**WHAT TO WORK ON**:
Hunt for the word "разряд" across the entries below, copying each line that holds it.

**MATERIAL FOR THIS EXERCISE**:

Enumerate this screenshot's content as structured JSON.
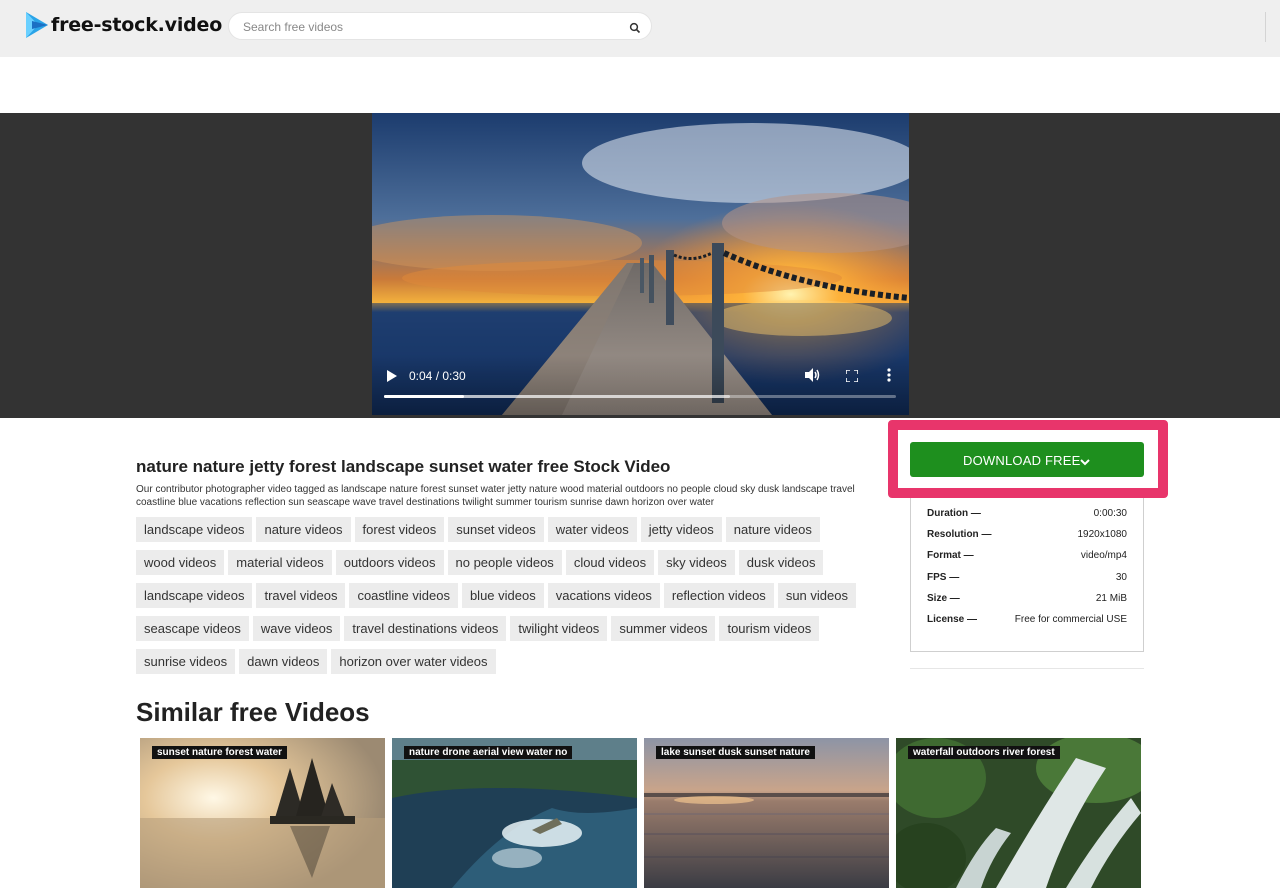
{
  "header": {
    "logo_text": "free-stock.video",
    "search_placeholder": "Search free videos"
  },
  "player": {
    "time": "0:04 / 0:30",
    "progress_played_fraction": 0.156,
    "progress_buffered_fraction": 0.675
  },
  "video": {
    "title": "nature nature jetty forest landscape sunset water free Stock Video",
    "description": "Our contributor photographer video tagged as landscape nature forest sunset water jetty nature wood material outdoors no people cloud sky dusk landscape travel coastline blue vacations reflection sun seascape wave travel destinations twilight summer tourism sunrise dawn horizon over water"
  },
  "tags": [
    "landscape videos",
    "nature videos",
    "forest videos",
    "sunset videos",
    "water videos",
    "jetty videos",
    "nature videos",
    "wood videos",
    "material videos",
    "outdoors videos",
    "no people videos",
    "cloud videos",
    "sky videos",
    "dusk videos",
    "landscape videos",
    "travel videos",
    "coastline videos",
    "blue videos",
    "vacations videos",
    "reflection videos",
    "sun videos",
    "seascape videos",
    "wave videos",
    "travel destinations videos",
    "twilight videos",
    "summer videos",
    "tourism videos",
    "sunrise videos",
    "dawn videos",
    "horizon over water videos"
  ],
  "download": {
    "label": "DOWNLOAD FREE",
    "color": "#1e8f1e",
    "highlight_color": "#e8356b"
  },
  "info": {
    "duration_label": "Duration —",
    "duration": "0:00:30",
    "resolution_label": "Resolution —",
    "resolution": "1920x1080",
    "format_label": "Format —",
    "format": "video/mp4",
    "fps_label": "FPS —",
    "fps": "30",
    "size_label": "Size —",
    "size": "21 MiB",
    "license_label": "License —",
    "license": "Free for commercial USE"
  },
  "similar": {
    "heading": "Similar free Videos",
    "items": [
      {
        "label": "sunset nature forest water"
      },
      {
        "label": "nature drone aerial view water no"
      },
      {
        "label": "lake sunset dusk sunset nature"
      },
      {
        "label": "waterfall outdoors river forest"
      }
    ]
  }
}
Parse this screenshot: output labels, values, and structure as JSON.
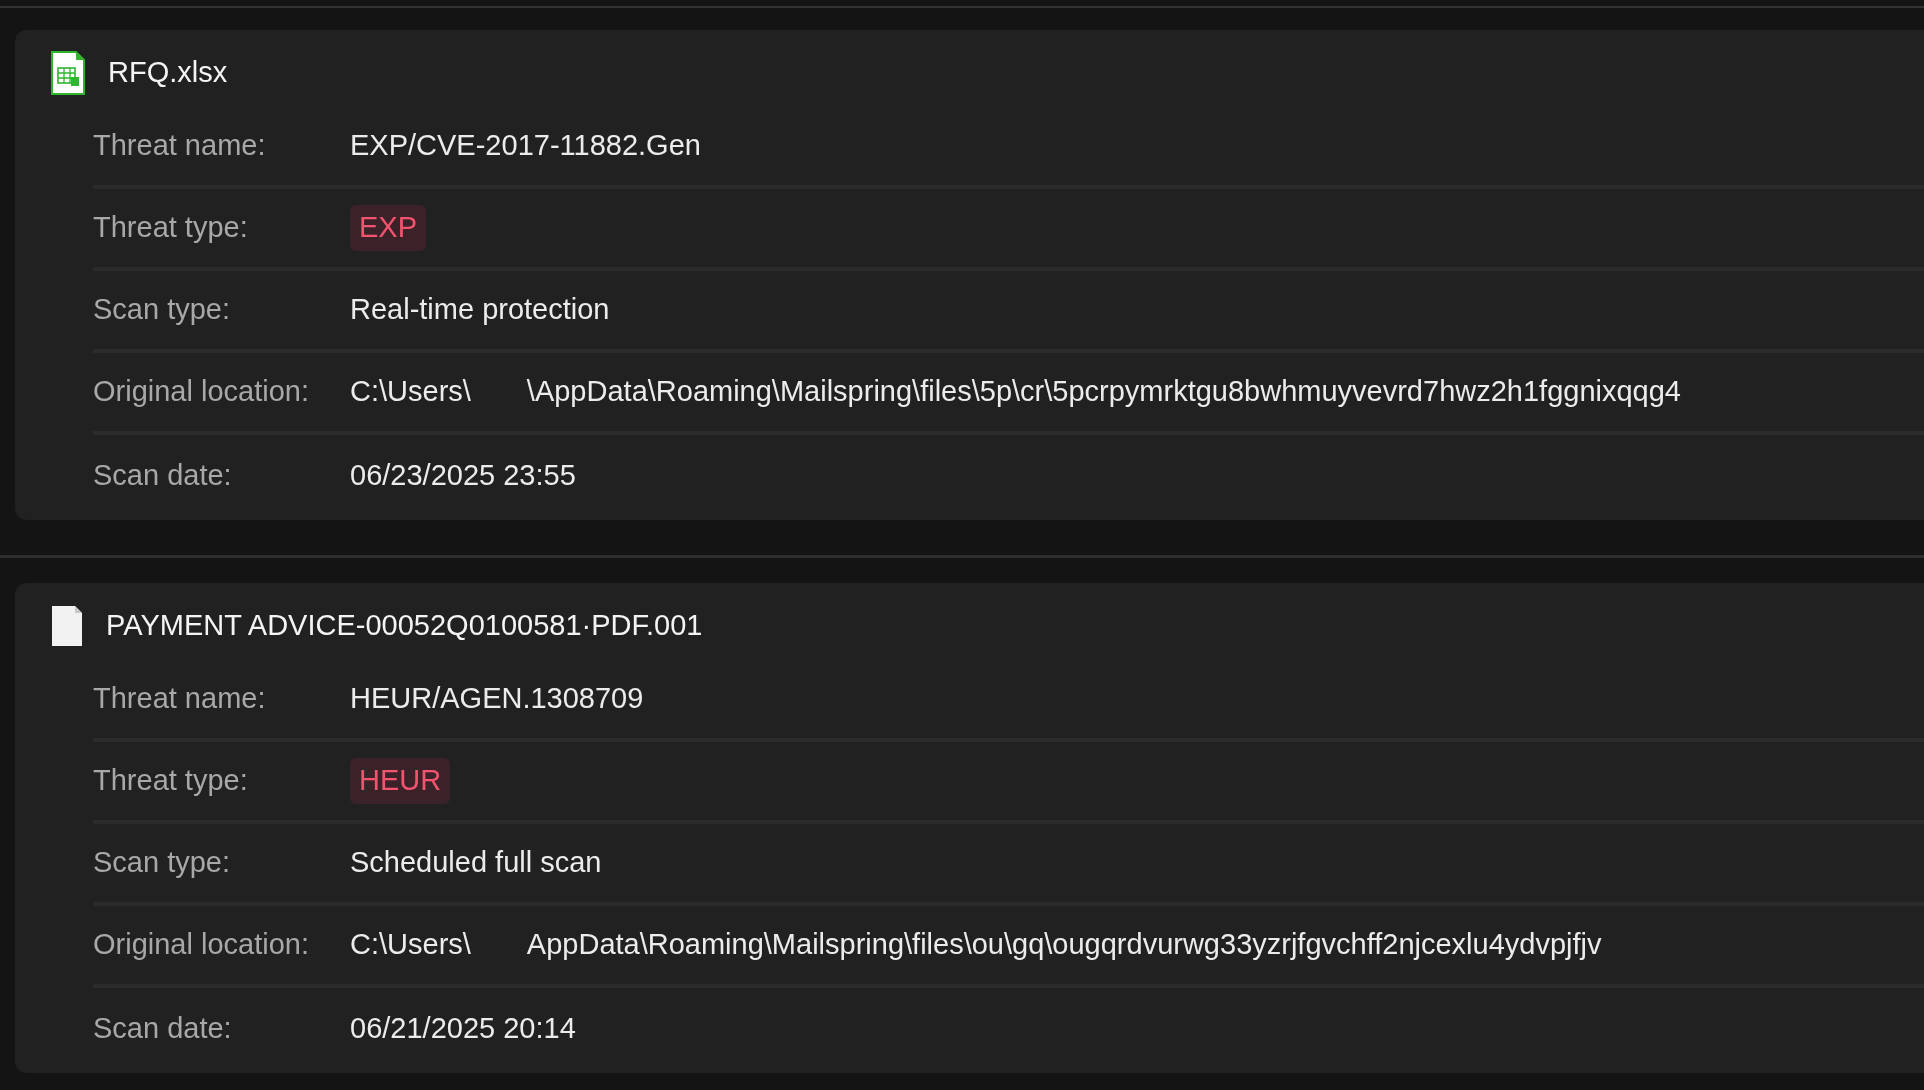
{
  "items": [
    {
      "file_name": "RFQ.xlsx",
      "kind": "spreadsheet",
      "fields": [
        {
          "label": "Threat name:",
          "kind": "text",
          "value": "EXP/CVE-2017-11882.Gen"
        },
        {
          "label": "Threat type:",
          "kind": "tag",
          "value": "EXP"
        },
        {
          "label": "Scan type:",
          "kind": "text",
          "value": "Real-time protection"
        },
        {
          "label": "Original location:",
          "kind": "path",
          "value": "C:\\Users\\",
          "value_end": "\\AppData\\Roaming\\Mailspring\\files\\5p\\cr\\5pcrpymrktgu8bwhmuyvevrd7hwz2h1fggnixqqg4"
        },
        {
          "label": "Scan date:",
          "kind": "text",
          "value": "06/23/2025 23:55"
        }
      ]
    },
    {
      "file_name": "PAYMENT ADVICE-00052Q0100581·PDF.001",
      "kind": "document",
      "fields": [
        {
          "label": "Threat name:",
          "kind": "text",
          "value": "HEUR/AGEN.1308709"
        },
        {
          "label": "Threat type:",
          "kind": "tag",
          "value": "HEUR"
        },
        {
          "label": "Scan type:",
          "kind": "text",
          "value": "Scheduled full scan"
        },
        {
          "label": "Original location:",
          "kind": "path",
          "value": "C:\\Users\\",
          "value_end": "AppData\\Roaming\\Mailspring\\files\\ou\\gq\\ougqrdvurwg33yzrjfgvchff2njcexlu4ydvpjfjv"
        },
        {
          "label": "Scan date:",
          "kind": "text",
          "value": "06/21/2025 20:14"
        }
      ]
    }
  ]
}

--

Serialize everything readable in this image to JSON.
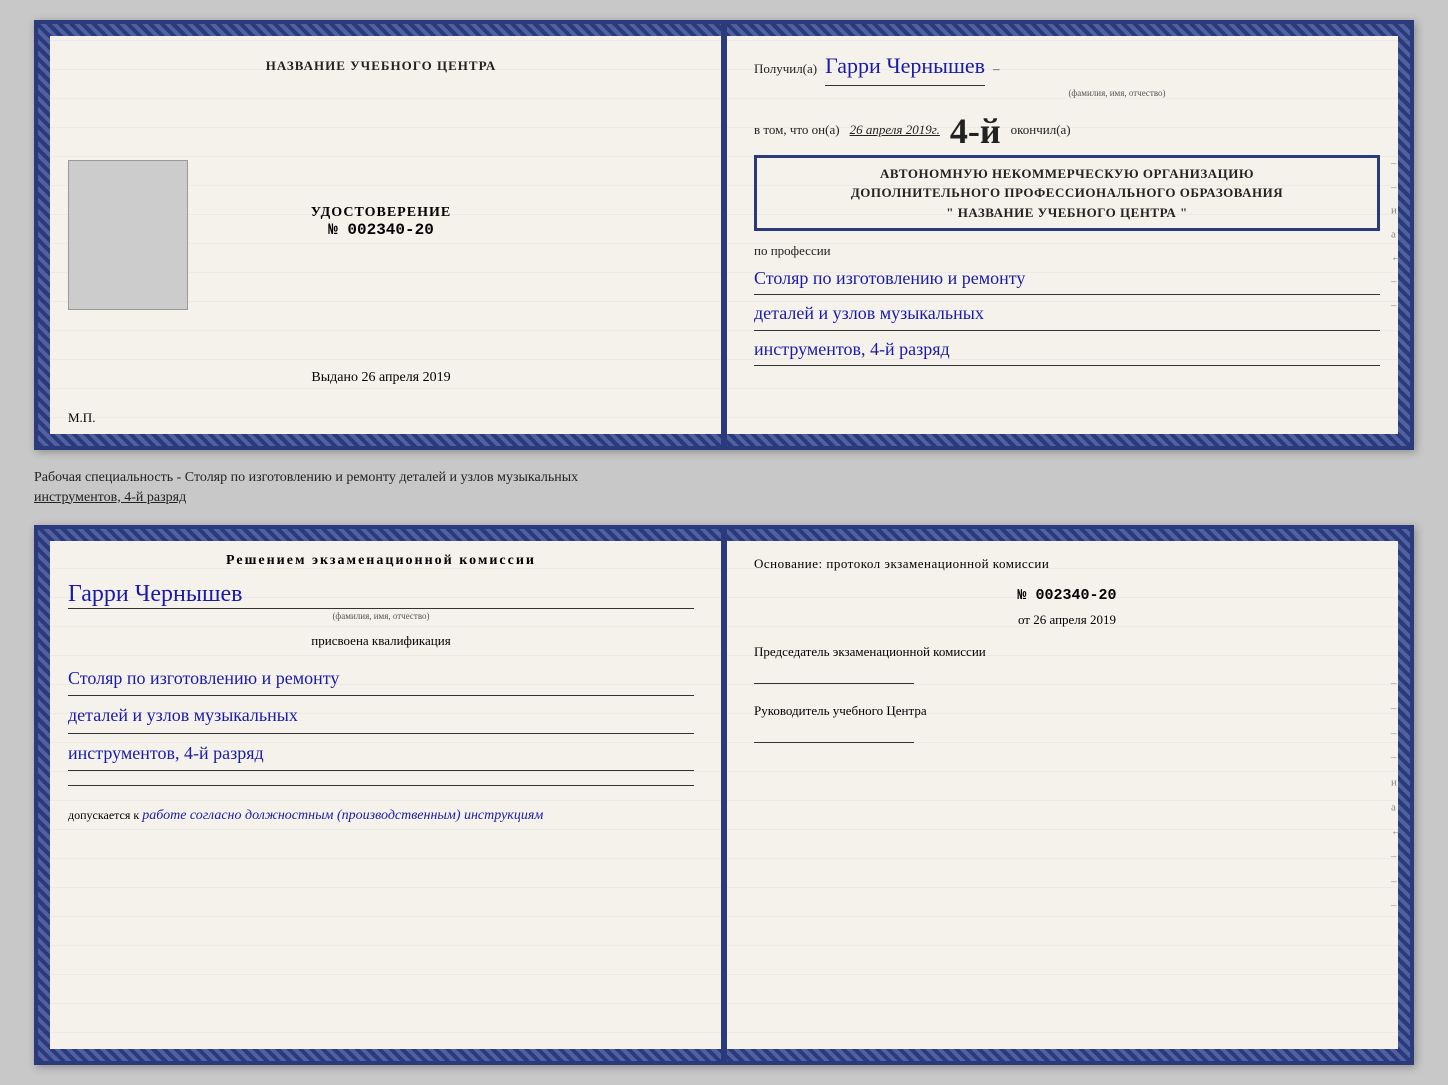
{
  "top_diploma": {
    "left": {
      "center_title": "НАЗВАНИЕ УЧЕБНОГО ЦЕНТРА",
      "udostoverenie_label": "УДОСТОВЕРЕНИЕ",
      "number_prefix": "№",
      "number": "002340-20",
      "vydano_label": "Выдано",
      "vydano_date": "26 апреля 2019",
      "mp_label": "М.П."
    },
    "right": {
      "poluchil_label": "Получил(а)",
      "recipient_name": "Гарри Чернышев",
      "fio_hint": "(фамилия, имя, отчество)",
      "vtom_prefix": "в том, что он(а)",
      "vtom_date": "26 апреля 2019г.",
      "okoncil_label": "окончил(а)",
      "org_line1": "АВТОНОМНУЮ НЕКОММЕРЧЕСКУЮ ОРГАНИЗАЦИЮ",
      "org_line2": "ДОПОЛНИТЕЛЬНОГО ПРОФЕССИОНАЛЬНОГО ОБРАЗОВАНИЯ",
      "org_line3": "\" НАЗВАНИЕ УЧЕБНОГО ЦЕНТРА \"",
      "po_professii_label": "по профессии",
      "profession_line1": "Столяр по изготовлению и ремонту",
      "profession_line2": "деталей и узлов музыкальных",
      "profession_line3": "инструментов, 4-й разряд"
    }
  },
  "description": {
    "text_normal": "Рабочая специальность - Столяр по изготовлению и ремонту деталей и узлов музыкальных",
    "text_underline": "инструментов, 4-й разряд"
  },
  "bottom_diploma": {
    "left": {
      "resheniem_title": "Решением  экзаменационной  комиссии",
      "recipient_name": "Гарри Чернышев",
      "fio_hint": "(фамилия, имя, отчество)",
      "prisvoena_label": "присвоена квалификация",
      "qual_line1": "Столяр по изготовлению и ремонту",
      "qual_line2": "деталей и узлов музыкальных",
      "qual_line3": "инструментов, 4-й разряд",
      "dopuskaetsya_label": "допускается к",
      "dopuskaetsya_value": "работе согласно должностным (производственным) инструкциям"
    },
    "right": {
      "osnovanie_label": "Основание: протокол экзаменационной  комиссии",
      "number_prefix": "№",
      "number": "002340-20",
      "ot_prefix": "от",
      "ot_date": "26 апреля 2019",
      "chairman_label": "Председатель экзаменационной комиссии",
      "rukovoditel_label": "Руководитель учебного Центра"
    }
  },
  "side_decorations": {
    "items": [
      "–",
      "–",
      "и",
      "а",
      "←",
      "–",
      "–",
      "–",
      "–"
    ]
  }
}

...

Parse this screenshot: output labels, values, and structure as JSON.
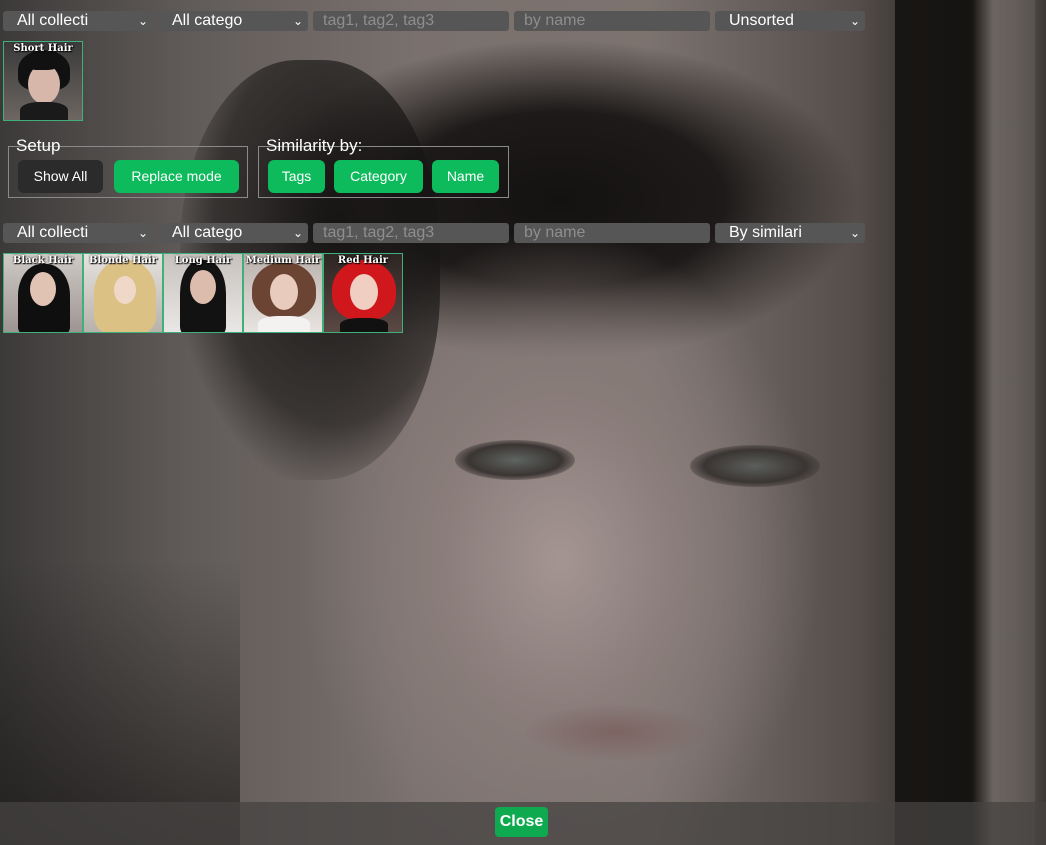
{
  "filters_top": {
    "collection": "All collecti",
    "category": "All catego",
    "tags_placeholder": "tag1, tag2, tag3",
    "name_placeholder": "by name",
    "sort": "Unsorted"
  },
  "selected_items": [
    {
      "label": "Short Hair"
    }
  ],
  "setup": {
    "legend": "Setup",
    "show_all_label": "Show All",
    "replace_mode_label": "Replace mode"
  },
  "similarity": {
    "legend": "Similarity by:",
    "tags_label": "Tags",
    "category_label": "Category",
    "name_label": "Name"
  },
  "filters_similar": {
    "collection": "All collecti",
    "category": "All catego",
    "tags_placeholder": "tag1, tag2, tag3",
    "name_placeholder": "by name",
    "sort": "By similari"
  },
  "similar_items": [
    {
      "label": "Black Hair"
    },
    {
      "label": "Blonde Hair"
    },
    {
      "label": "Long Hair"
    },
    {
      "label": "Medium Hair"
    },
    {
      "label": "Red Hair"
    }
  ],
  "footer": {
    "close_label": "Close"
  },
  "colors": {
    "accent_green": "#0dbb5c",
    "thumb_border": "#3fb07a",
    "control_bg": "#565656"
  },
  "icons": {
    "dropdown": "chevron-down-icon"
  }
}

**RIGHT ANSWER**:
      "profession_line3": "инструментов, 4-й разряд"
    "text_underline": "инструментов, 4-й разряд"
      "qual_line3": "инструментов, 4-й разряд",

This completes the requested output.